(Stored items)
::::::::
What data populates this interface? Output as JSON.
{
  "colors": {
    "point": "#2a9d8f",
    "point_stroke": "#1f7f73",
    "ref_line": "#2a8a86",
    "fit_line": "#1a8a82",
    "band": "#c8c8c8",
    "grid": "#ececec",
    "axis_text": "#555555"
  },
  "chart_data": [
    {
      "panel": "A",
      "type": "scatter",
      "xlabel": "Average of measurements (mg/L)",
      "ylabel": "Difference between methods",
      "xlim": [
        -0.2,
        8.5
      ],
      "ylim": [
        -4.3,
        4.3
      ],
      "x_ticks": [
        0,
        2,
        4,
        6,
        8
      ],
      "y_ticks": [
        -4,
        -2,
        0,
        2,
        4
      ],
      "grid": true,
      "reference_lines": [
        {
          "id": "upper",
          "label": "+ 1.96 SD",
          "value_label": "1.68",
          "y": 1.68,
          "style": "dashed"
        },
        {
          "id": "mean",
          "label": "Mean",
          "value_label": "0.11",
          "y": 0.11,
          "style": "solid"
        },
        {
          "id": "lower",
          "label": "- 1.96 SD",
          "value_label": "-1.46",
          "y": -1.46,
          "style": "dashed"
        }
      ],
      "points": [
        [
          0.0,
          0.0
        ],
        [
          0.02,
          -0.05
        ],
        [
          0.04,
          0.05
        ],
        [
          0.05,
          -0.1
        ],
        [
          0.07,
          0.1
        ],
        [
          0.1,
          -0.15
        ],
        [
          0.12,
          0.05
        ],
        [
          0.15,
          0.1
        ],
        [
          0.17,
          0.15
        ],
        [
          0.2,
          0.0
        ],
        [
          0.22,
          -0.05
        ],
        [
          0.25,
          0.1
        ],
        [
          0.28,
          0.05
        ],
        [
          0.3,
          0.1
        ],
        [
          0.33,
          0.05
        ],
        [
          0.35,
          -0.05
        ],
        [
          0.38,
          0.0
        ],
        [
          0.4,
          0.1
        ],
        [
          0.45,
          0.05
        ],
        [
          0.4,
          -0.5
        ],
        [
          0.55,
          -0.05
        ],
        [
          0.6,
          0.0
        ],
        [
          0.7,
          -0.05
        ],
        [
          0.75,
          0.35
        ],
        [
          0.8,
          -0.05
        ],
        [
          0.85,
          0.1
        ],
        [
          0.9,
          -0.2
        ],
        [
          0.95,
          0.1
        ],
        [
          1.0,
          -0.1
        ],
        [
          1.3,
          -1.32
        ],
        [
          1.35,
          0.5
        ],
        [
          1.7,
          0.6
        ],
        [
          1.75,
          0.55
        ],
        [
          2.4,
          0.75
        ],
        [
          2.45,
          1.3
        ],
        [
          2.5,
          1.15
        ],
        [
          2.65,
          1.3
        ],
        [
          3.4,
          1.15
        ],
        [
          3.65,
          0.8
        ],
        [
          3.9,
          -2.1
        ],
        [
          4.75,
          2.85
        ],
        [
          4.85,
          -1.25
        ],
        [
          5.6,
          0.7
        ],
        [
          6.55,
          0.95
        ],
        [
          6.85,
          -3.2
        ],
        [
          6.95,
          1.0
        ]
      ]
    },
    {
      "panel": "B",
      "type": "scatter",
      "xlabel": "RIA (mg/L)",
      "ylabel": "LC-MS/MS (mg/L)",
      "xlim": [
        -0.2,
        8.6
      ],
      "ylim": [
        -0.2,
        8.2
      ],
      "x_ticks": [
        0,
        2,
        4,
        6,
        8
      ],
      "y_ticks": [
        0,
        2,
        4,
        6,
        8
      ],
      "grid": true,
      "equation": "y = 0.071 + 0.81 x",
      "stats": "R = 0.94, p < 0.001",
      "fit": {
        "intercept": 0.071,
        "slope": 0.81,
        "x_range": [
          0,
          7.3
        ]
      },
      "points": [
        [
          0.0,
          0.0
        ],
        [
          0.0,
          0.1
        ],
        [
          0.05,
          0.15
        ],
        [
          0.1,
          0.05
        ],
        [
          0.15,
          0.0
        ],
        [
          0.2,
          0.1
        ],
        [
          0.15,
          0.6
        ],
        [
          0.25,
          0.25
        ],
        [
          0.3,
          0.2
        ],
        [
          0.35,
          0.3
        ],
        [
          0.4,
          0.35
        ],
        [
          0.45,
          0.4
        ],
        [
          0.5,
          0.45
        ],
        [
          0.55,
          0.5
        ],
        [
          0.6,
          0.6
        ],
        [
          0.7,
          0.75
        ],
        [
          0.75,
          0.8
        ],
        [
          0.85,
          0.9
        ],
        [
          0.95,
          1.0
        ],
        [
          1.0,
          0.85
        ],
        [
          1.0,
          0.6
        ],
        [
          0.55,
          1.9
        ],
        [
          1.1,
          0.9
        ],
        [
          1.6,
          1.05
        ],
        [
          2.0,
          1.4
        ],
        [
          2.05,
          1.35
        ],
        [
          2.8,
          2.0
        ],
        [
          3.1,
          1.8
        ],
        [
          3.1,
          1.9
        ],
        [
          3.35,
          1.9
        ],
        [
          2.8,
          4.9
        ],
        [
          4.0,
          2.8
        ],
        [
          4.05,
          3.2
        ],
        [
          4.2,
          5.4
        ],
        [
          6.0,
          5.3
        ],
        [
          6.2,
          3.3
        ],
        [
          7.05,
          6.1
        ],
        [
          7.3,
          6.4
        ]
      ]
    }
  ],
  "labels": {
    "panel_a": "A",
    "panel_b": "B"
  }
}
::::::::
## Given instruction
Restate the listing in full, word for word.

## Exercise output
What data populates this interface? Output as JSON.
{
  "colors": {
    "point": "#2a9d8f",
    "point_stroke": "#1f7f73",
    "ref_line": "#2a8a86",
    "fit_line": "#1a8a82",
    "band": "#c8c8c8",
    "grid": "#ececec",
    "axis_text": "#555555"
  },
  "chart_data": [
    {
      "panel": "A",
      "type": "scatter",
      "xlabel": "Average of measurements (mg/L)",
      "ylabel": "Difference between methods",
      "xlim": [
        -0.2,
        8.5
      ],
      "ylim": [
        -4.3,
        4.3
      ],
      "x_ticks": [
        0,
        2,
        4,
        6,
        8
      ],
      "y_ticks": [
        -4,
        -2,
        0,
        2,
        4
      ],
      "grid": true,
      "reference_lines": [
        {
          "id": "upper",
          "label": "+ 1.96 SD",
          "value_label": "1.68",
          "y": 1.68,
          "style": "dashed"
        },
        {
          "id": "mean",
          "label": "Mean",
          "value_label": "0.11",
          "y": 0.11,
          "style": "solid"
        },
        {
          "id": "lower",
          "label": "- 1.96 SD",
          "value_label": "-1.46",
          "y": -1.46,
          "style": "dashed"
        }
      ],
      "points": [
        [
          0.0,
          0.0
        ],
        [
          0.02,
          -0.05
        ],
        [
          0.04,
          0.05
        ],
        [
          0.05,
          -0.1
        ],
        [
          0.07,
          0.1
        ],
        [
          0.1,
          -0.15
        ],
        [
          0.12,
          0.05
        ],
        [
          0.15,
          0.1
        ],
        [
          0.17,
          0.15
        ],
        [
          0.2,
          0.0
        ],
        [
          0.22,
          -0.05
        ],
        [
          0.25,
          0.1
        ],
        [
          0.28,
          0.05
        ],
        [
          0.3,
          0.1
        ],
        [
          0.33,
          0.05
        ],
        [
          0.35,
          -0.05
        ],
        [
          0.38,
          0.0
        ],
        [
          0.4,
          0.1
        ],
        [
          0.45,
          0.05
        ],
        [
          0.4,
          -0.5
        ],
        [
          0.55,
          -0.05
        ],
        [
          0.6,
          0.0
        ],
        [
          0.7,
          -0.05
        ],
        [
          0.75,
          0.35
        ],
        [
          0.8,
          -0.05
        ],
        [
          0.85,
          0.1
        ],
        [
          0.9,
          -0.2
        ],
        [
          0.95,
          0.1
        ],
        [
          1.0,
          -0.1
        ],
        [
          1.3,
          -1.32
        ],
        [
          1.35,
          0.5
        ],
        [
          1.7,
          0.6
        ],
        [
          1.75,
          0.55
        ],
        [
          2.4,
          0.75
        ],
        [
          2.45,
          1.3
        ],
        [
          2.5,
          1.15
        ],
        [
          2.65,
          1.3
        ],
        [
          3.4,
          1.15
        ],
        [
          3.65,
          0.8
        ],
        [
          3.9,
          -2.1
        ],
        [
          4.75,
          2.85
        ],
        [
          4.85,
          -1.25
        ],
        [
          5.6,
          0.7
        ],
        [
          6.55,
          0.95
        ],
        [
          6.85,
          -3.2
        ],
        [
          6.95,
          1.0
        ]
      ]
    },
    {
      "panel": "B",
      "type": "scatter",
      "xlabel": "RIA (mg/L)",
      "ylabel": "LC-MS/MS (mg/L)",
      "xlim": [
        -0.2,
        8.6
      ],
      "ylim": [
        -0.2,
        8.2
      ],
      "x_ticks": [
        0,
        2,
        4,
        6,
        8
      ],
      "y_ticks": [
        0,
        2,
        4,
        6,
        8
      ],
      "grid": true,
      "equation": "y = 0.071 + 0.81 x",
      "stats": "R = 0.94, p < 0.001",
      "fit": {
        "intercept": 0.071,
        "slope": 0.81,
        "x_range": [
          0,
          7.3
        ]
      },
      "points": [
        [
          0.0,
          0.0
        ],
        [
          0.0,
          0.1
        ],
        [
          0.05,
          0.15
        ],
        [
          0.1,
          0.05
        ],
        [
          0.15,
          0.0
        ],
        [
          0.2,
          0.1
        ],
        [
          0.15,
          0.6
        ],
        [
          0.25,
          0.25
        ],
        [
          0.3,
          0.2
        ],
        [
          0.35,
          0.3
        ],
        [
          0.4,
          0.35
        ],
        [
          0.45,
          0.4
        ],
        [
          0.5,
          0.45
        ],
        [
          0.55,
          0.5
        ],
        [
          0.6,
          0.6
        ],
        [
          0.7,
          0.75
        ],
        [
          0.75,
          0.8
        ],
        [
          0.85,
          0.9
        ],
        [
          0.95,
          1.0
        ],
        [
          1.0,
          0.85
        ],
        [
          1.0,
          0.6
        ],
        [
          0.55,
          1.9
        ],
        [
          1.1,
          0.9
        ],
        [
          1.6,
          1.05
        ],
        [
          2.0,
          1.4
        ],
        [
          2.05,
          1.35
        ],
        [
          2.8,
          2.0
        ],
        [
          3.1,
          1.8
        ],
        [
          3.1,
          1.9
        ],
        [
          3.35,
          1.9
        ],
        [
          2.8,
          4.9
        ],
        [
          4.0,
          2.8
        ],
        [
          4.05,
          3.2
        ],
        [
          4.2,
          5.4
        ],
        [
          6.0,
          5.3
        ],
        [
          6.2,
          3.3
        ],
        [
          7.05,
          6.1
        ],
        [
          7.3,
          6.4
        ]
      ]
    }
  ],
  "labels": {
    "panel_a": "A",
    "panel_b": "B"
  }
}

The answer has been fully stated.